_WRITTEN PROBLEM 1:_
Decide whether each statement agrees with the Avoid the Square passage: (a) in the example, the x player puts a counter in the middle because the bottom left square would create a square; (b) a drawn game on a 5 x 5 grid would finish with 13 o tokens and 12 x tokens; (c) the backtracking method begins with a completely filled board. Answer yes or no for each, and quote the deciding words of the passage.
_WRITTEN PROBLEM 2:_
Carry on the Avoid the Square passage after its last sentence, describing how the backtracking search proceeds once those two checks are made.

━━━ SUPPLIED PASSAGE ━━━

This puzzle is part of the Matt Parker's Maths Puzzles series.

Avoid the Square

Avoid the Square is a game for two players, played on a grid of squares. Players take turns placing a counter in the grid and have to avoid creating a square out of their own counters. For example, in the following game on a 3 x 3 grid, the player marked by x must place a counter.

 _________________
|     |     |     |
|  x  |  o  |  x  |
|_____|_____|_____|
|     |     |     |
|     |     |  o  |
|_____|_____|_____|
|     |     |     |
|     |  o  |  x  |
|_____|_____|_____|

However, they cannot place a counter in the bottom left square as it would create a square, so they place their counter in the middle.

 _________________
|     |     |     |
|  x  |  o  |  x  |
|_____|_____|_____|
|     |     |     |
|     |  x  |  o  |
|_____|_____|_____|
|     |     |     |
|     |  o  |  x  |
|_____|_____|_____|

Now the player marked by o must place a counter, but they cannot place it in the middle left square, as it would create a square, so they must play in the bottom left corner.

 _________________
|     |     |     |
|  x  |  o  |  x  |
|_____|_____|_____|
|     |     |     |
|     |  x  |  o  |
|_____|_____|_____|
|     |     |     |
|  o  |  o  |  x  |
|_____|_____|_____|

The final player x can now place a counter in the last remaining square to draw the game.

 _________________
|     |     |     |
|  x  |  o  |  x  |
|_____|_____|_____|
|     |     |     |
|  x  |  x  |  o  |
|_____|_____|_____|
|     |     |     |
|  o  |  o  |  x  |
|_____|_____|_____|

The grid is now completely filled with counters and no four counters form a square.

Question

Is there a game that ends in a draw on a 5 x 5 grid?

Solution

If there was such a game, then there would be 13 x tokens and 12 o tokens on the final board. A naiive solution would be to check every single board and check if it avoids creating any squares of x or o. There are 25 choose 13 (5200300) boards, and for each board there would be 13 choose 4 (715) possible x squares and 12 choose 4 (495) possible o squares to check.

This is not ideal however, as if there is a square of tokens in a given board, then there will be many other boards that we will check containing the exact same square (the square being fixed and the others free gives 21 choose 9 = 293930 boards with the same square!) which is a big waste of time. Instead of checking all boards, we can instead start with an empty board, and attempt to put the counters on the board one by one using a programming paradigm known as backtracking. When we are at a space on the board, we can attempt to place a certain tile checking two things:

  1. Are there too many of the given tile on the board already; and
  2. Does the new counter form a square with any of the the other similar tokens already on the board.

━━━ PROVIDED MATERIAL ━━━

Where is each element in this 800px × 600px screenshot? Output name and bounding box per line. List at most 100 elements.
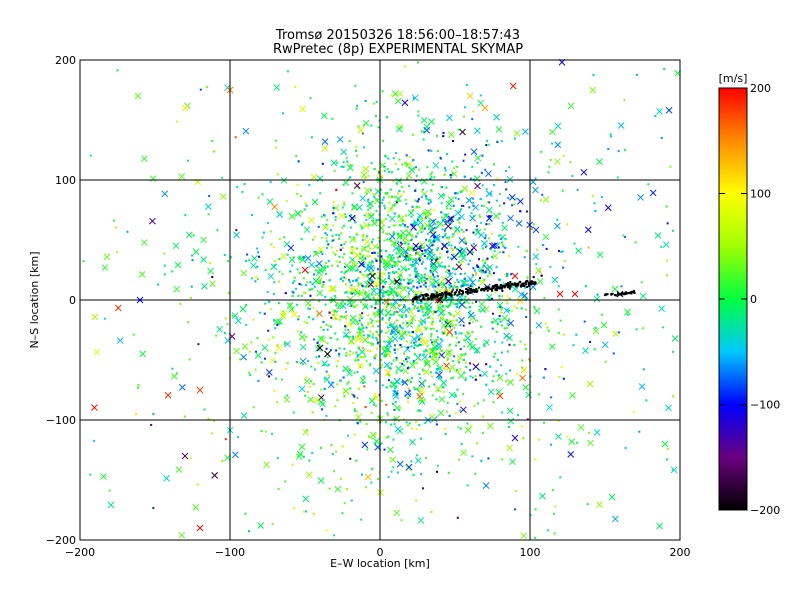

━━━

_REPLY 1:_
(a) Yes: "they cannot place a counter in the bottom left square as it would create a square, so they place their counter in the middle."
(b) No: "there would be 13 x tokens and 12 o tokens on the final board."
(c) No: "we can instead start with an empty board, and attempt to put the counters on the board one by one"

_REPLY 2:_
The first condition is calculated easily enough, by keeping a count of how many counters of each type remain and decreasing the count when using a counter. The second condition could be implemented naiively by checking each group of three similar counters on the board and seeing if they form a square with the new counter. A better solution would be checking the areas of the board that form squares with the current tile position and making sure they have at least one different counter.

With this code we can seen that the number of solution for an n * n grid are as follows:

n Number of Solutions
1 1
2 6
3 92
4 2094
5 2704
6 24
7 0
8 0

The number of solutions here is slightly inflated, as reflections and rotations of a given board are also counted.

Both 7 x 7 and 8 x 8 boards have 0 solutions. We can take away the first condition that we must have half x and o tokens, but are still no solutions. Thus there are no games that end in a draw on an n x n grid where n is greater than or equal to 7.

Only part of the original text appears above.